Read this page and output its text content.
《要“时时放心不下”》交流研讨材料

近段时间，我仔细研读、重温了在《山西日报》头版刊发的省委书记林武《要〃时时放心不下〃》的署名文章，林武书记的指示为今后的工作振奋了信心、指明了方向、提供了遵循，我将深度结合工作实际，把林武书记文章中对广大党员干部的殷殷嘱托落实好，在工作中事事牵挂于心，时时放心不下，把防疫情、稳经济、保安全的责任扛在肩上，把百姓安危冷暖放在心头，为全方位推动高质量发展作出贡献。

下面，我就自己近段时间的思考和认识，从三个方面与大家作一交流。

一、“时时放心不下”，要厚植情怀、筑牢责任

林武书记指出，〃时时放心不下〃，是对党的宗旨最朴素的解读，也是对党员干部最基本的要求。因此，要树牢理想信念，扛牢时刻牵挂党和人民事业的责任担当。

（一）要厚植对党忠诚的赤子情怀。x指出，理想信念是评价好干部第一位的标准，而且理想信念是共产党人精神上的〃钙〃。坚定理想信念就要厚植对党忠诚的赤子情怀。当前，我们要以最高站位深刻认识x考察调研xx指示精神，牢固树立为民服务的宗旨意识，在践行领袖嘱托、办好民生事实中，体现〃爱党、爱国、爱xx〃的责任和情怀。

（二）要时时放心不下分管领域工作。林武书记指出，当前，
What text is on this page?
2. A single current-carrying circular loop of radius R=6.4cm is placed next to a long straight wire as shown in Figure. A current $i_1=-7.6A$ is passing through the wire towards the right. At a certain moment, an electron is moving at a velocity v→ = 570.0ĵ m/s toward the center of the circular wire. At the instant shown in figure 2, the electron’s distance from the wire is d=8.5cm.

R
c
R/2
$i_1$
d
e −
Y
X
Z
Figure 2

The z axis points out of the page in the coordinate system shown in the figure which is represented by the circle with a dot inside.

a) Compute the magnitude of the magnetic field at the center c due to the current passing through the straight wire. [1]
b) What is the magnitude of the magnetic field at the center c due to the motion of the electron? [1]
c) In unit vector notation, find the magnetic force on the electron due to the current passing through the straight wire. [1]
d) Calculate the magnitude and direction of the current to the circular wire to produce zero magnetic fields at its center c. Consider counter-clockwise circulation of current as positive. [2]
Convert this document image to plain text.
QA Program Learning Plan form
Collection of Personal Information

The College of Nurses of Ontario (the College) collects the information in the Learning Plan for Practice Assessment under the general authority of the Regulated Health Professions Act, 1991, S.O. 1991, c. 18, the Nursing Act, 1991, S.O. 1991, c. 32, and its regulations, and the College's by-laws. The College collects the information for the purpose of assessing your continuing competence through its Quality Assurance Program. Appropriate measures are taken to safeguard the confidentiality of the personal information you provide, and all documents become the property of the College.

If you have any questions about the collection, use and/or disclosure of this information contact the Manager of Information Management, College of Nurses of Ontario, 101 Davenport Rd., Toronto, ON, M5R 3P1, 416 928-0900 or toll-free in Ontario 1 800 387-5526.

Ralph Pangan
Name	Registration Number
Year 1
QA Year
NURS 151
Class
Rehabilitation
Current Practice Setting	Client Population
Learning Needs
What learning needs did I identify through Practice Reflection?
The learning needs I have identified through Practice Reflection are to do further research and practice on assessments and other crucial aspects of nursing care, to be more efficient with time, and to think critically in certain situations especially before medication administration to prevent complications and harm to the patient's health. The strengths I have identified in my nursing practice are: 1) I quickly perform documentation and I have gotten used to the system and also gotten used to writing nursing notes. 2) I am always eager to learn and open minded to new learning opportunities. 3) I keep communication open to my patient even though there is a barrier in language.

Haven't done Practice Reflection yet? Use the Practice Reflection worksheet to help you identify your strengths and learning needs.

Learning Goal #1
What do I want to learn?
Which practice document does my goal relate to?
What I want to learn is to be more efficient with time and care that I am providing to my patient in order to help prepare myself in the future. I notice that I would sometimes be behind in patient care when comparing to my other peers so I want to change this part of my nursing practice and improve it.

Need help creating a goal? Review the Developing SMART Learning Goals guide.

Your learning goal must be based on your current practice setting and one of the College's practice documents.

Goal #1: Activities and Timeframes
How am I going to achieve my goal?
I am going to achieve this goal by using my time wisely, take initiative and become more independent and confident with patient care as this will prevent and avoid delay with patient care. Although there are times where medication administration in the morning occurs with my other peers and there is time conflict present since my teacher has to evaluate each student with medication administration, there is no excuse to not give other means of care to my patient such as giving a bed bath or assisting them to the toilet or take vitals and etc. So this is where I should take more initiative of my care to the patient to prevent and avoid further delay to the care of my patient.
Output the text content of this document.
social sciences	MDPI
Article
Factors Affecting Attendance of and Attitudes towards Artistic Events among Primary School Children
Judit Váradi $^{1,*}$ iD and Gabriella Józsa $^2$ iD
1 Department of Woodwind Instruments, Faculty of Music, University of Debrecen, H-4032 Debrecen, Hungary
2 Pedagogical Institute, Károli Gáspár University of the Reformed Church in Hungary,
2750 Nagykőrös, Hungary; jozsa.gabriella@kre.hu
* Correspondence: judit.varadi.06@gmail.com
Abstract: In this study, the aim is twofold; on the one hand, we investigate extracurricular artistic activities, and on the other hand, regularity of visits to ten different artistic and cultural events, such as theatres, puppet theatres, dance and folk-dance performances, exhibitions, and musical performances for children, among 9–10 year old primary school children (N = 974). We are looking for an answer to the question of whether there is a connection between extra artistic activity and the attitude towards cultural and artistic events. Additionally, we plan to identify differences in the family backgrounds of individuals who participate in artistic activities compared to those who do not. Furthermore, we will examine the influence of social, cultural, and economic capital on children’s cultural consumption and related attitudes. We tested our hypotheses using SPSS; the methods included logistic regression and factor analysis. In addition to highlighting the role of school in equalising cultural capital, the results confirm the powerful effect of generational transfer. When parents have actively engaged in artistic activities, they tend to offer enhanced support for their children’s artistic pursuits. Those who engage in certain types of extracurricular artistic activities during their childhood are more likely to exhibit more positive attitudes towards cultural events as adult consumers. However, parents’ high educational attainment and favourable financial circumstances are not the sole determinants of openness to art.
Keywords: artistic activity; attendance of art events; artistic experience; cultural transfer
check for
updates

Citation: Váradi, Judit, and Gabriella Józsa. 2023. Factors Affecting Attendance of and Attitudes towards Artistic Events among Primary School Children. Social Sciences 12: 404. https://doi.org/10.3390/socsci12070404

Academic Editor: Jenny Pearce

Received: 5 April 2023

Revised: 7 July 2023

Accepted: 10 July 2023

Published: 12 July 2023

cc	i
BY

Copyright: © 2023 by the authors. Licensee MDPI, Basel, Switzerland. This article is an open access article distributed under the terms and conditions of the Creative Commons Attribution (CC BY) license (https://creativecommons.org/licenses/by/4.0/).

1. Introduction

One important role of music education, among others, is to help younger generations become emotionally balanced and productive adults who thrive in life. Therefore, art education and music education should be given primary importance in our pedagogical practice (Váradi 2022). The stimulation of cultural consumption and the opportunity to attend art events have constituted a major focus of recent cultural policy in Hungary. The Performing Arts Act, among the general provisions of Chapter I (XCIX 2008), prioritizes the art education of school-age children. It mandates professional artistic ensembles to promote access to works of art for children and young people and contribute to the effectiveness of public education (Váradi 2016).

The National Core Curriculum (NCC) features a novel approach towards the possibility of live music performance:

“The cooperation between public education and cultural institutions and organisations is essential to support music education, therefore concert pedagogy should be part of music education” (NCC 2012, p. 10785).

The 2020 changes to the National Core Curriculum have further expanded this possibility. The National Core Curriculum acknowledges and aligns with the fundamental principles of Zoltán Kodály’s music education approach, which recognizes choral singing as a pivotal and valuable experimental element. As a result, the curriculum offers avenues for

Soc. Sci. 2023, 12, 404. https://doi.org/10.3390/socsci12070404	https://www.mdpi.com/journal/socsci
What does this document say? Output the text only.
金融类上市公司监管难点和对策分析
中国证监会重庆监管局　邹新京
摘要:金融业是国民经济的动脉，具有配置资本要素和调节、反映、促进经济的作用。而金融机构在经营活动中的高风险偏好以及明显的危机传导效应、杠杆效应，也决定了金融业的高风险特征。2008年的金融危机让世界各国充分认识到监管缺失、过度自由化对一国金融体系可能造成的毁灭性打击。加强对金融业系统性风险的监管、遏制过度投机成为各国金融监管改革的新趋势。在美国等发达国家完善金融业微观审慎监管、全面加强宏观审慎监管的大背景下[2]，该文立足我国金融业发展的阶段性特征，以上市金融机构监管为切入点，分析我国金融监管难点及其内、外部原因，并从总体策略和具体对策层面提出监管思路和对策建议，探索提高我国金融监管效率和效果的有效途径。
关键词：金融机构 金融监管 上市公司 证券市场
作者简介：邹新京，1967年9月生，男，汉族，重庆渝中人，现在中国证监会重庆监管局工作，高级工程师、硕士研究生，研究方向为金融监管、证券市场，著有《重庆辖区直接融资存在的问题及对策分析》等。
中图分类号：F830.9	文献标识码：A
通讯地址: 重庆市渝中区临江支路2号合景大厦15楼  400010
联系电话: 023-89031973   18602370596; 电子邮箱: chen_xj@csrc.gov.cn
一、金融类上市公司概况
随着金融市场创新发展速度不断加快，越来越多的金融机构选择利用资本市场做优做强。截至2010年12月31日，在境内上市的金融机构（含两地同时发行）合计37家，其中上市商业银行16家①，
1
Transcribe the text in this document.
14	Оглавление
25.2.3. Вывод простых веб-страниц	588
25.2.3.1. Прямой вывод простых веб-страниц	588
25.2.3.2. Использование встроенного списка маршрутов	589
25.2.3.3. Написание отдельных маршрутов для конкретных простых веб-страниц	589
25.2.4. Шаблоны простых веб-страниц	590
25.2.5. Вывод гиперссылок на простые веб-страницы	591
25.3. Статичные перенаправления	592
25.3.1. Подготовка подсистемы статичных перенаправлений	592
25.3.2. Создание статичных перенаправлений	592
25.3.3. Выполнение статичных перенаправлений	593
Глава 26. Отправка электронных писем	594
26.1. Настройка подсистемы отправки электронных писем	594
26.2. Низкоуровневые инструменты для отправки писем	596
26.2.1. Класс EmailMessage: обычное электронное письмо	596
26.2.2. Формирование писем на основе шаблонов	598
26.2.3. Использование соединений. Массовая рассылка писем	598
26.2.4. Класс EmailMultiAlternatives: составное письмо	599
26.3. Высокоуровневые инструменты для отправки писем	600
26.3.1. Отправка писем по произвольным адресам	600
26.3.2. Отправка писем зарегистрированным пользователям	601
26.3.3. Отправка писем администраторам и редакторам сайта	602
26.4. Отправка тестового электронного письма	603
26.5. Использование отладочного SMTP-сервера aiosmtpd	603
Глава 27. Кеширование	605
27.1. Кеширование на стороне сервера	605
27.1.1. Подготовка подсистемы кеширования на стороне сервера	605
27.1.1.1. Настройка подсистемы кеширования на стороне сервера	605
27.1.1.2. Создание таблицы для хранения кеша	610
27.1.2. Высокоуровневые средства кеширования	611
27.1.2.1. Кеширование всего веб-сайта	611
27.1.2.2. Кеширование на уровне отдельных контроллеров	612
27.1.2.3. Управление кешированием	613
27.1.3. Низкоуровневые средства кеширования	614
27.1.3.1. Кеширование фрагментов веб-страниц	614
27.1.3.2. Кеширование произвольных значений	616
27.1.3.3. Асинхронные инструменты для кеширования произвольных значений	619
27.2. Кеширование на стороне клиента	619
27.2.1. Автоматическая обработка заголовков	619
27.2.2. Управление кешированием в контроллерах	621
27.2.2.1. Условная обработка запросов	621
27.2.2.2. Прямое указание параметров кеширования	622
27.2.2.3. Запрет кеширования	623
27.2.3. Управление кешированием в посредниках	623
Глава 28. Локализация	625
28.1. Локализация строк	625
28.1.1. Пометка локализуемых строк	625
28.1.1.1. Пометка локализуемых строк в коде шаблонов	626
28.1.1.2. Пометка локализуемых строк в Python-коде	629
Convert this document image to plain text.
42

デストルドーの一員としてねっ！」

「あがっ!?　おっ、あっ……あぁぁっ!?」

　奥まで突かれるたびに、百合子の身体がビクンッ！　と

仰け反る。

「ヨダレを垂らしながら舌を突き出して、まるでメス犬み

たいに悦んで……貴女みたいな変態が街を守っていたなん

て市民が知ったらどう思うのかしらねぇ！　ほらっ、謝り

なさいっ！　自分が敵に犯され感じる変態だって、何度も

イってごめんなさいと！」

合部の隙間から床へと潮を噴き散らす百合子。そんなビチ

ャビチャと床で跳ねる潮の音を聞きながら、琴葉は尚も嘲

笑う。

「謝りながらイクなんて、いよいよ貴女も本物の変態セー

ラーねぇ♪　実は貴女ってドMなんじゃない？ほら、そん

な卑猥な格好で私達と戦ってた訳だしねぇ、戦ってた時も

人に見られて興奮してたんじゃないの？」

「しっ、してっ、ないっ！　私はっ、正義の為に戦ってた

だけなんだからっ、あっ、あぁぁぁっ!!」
* * * *
What is expected ▸
Search the records for the word "administration" and copy every line where it occurs.

Complete answer ▸
The learning needs I have identified through Practice Reflection are to do further research and practice on assessments and other crucial aspects of nursing care, to be more efficient with time, and to think critically in certain situations especially before medication administration to prevent complications and harm to the patient's health. The strengths I have identified in my nursing practice are: 1) I quickly perform documentation and I have gotten used to the system and also gotten used to writing nursing notes. 2) I am always eager to learn and open minded to new learning opportunities. 3) I keep communication open to my patient even though there is a barrier in language.
I am going to achieve this goal by using my time wisely, take initiative and become more independent and confident with patient care as this will prevent and avoid delay with patient care. Although there are times where medication administration in the morning occurs with my other peers and there is time conflict present since my teacher has to evaluate each student with medication administration, there is no excuse to not give other means of care to my patient such as giving a bed bath or assisting them to the toilet or take vitals and etc. So this is where I should take more initiative of my care to the patient to prevent and avoid further delay to the care of my patient.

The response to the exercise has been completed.